*STATED TASK*. State the number of lines that include the string "LANE", and write nothing else.

Start of EXTRACTED INFORMATION

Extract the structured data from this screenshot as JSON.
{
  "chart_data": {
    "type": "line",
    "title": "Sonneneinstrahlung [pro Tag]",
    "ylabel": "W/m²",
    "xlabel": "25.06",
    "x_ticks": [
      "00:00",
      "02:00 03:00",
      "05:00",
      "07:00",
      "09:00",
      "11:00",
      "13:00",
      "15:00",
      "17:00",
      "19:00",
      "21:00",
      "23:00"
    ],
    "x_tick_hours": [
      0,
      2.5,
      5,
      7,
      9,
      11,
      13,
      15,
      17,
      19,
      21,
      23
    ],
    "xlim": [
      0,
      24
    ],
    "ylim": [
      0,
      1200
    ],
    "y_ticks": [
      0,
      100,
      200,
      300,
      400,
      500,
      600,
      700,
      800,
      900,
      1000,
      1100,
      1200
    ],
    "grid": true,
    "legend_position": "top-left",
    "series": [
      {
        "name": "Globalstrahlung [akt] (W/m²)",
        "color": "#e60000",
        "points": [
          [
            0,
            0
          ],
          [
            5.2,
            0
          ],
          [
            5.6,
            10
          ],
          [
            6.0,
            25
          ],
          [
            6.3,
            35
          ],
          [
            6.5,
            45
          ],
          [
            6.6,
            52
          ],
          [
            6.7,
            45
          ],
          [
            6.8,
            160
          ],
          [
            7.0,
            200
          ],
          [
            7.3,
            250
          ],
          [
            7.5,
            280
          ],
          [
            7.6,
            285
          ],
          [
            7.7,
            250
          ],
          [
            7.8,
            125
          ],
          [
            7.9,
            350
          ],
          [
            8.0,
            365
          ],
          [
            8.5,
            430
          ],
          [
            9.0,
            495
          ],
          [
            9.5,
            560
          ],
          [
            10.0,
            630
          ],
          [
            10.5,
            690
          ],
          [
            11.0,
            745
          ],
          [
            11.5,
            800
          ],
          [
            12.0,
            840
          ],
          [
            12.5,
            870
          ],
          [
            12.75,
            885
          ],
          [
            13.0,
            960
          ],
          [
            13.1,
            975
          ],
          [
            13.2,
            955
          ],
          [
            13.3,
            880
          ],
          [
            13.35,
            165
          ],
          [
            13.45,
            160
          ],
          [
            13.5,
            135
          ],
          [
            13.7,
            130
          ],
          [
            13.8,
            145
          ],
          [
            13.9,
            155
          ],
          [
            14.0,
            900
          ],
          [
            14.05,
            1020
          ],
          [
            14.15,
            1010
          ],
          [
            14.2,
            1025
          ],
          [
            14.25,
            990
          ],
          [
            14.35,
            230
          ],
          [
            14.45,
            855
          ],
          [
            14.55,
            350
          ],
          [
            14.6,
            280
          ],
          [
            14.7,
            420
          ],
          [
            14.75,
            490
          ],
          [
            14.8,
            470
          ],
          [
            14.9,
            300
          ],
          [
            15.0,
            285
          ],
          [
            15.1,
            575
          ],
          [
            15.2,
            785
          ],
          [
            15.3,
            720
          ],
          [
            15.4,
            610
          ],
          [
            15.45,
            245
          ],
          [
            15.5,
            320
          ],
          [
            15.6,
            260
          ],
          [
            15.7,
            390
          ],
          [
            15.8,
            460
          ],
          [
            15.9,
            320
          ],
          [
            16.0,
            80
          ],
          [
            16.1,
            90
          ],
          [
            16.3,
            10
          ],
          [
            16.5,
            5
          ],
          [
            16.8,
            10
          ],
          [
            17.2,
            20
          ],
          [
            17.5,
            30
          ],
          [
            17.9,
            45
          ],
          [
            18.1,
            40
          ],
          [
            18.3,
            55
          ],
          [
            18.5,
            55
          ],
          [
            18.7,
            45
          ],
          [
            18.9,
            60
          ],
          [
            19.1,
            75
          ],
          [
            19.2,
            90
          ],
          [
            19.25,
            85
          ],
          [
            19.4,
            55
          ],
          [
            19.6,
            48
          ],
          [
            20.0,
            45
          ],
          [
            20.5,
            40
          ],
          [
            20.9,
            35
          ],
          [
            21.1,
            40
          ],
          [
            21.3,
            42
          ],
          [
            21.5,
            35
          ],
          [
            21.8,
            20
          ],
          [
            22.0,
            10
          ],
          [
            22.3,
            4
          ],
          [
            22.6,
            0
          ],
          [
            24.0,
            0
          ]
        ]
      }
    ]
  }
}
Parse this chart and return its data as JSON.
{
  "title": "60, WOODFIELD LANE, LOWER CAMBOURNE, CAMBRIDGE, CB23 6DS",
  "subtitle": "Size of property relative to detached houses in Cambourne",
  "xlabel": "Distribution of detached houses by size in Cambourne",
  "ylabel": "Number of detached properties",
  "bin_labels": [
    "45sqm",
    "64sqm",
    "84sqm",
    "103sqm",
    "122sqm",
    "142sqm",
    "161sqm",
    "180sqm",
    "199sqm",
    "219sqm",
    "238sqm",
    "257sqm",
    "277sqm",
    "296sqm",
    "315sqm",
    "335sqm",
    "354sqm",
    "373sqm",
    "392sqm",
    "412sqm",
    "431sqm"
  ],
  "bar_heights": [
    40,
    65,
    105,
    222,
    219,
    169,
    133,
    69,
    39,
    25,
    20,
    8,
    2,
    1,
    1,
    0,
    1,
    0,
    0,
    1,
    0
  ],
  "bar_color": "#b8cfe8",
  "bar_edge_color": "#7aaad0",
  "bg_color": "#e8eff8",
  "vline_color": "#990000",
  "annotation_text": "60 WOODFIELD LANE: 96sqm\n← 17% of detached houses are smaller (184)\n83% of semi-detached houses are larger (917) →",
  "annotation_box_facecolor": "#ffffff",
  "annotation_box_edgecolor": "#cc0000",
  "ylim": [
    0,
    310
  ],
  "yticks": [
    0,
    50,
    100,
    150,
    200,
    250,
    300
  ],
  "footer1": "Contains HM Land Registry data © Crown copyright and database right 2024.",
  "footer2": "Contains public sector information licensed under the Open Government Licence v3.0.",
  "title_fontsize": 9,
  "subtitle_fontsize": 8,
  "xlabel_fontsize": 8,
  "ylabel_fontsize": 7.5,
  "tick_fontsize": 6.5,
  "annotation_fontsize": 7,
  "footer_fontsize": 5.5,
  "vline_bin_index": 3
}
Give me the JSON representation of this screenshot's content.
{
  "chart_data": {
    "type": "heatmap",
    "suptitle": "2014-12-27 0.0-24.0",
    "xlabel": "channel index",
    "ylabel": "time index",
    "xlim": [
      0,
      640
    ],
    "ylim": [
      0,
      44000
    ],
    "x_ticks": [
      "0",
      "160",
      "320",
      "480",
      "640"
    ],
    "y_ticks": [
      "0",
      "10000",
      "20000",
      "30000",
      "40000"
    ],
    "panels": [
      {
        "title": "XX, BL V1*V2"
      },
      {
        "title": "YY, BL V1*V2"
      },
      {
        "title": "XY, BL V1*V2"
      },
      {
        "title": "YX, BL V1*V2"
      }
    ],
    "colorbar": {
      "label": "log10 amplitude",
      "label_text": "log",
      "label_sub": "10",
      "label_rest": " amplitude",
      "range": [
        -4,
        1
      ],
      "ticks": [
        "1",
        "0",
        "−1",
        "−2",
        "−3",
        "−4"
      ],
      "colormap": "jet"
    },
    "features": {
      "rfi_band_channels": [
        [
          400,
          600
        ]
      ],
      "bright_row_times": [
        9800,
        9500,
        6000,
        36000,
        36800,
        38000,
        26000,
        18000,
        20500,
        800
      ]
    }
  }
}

End of EXTRACTED INFORMATION

*SOLUTION BELOW*. 2